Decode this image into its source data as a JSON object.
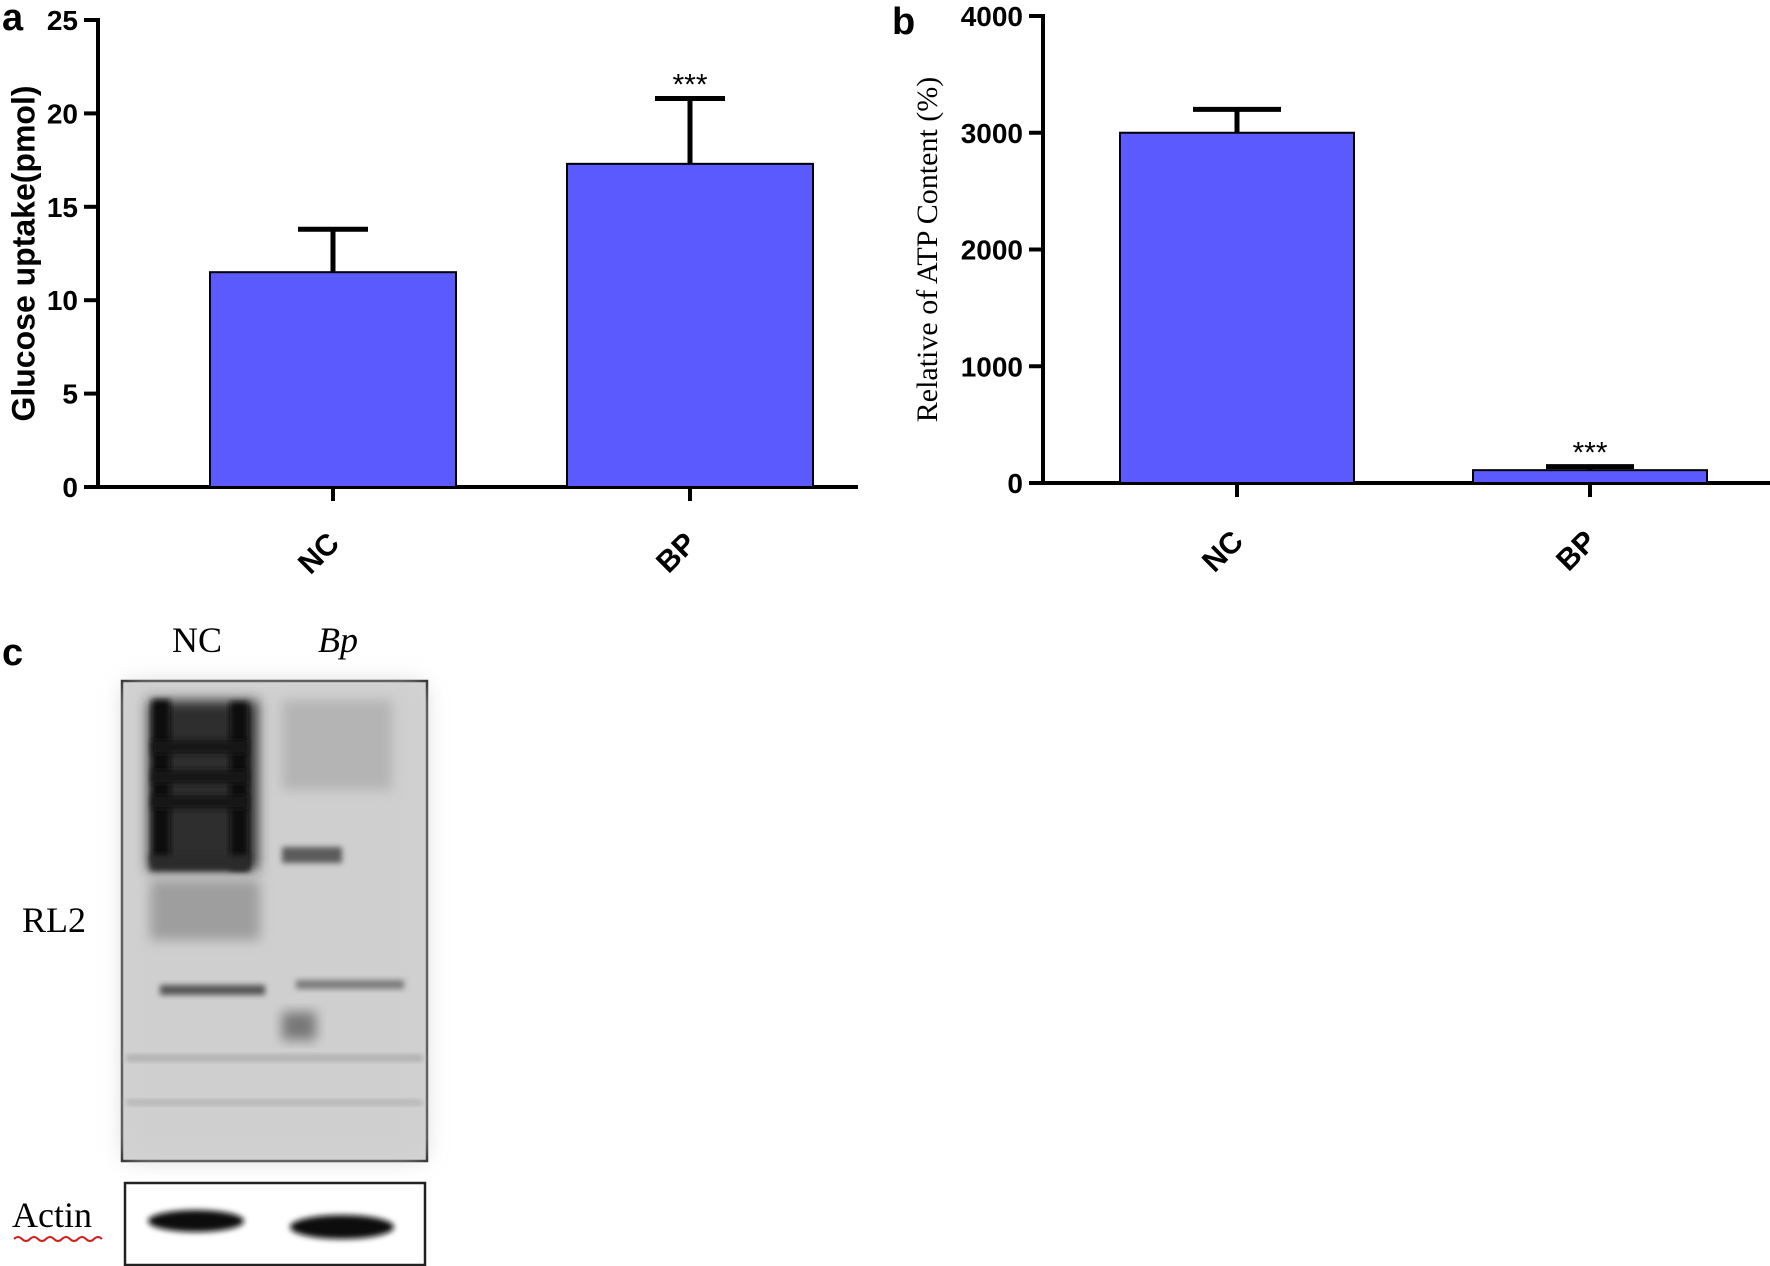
{
  "chart_data": [
    {
      "panel": "a",
      "type": "bar",
      "categories": [
        "NC",
        "BP"
      ],
      "values": [
        11.5,
        17.3
      ],
      "errors": [
        2.3,
        3.5
      ],
      "significance": [
        "",
        "***"
      ],
      "ylabel": "Glucose uptake(pmol)",
      "xlabel": "",
      "ylim": [
        0,
        25
      ],
      "yticks": [
        0,
        5,
        10,
        15,
        20,
        25
      ],
      "bar_color": "#5a5aff"
    },
    {
      "panel": "b",
      "type": "bar",
      "categories": [
        "NC",
        "BP"
      ],
      "values": [
        3000,
        110
      ],
      "errors": [
        200,
        30
      ],
      "significance": [
        "",
        "***"
      ],
      "ylabel": "Relative of ATP Content (%)",
      "xlabel": "",
      "ylim": [
        0,
        4000
      ],
      "yticks": [
        0,
        1000,
        2000,
        3000,
        4000
      ],
      "bar_color": "#5a5aff"
    }
  ],
  "blot": {
    "panel": "c",
    "lanes": [
      "NC",
      "Bp"
    ],
    "rows": [
      "RL2",
      "Actin"
    ]
  }
}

## What you are asked to do
Reproduce all of the material exactly, apart from the pictures.

## Output
Decode this image into its source data as a JSON object.
{
  "chart_data": [
    {
      "panel": "a",
      "type": "bar",
      "categories": [
        "NC",
        "BP"
      ],
      "values": [
        11.5,
        17.3
      ],
      "errors": [
        2.3,
        3.5
      ],
      "significance": [
        "",
        "***"
      ],
      "ylabel": "Glucose uptake(pmol)",
      "xlabel": "",
      "ylim": [
        0,
        25
      ],
      "yticks": [
        0,
        5,
        10,
        15,
        20,
        25
      ],
      "bar_color": "#5a5aff"
    },
    {
      "panel": "b",
      "type": "bar",
      "categories": [
        "NC",
        "BP"
      ],
      "values": [
        3000,
        110
      ],
      "errors": [
        200,
        30
      ],
      "significance": [
        "",
        "***"
      ],
      "ylabel": "Relative of ATP Content (%)",
      "xlabel": "",
      "ylim": [
        0,
        4000
      ],
      "yticks": [
        0,
        1000,
        2000,
        3000,
        4000
      ],
      "bar_color": "#5a5aff"
    }
  ],
  "blot": {
    "panel": "c",
    "lanes": [
      "NC",
      "Bp"
    ],
    "rows": [
      "RL2",
      "Actin"
    ]
  }
}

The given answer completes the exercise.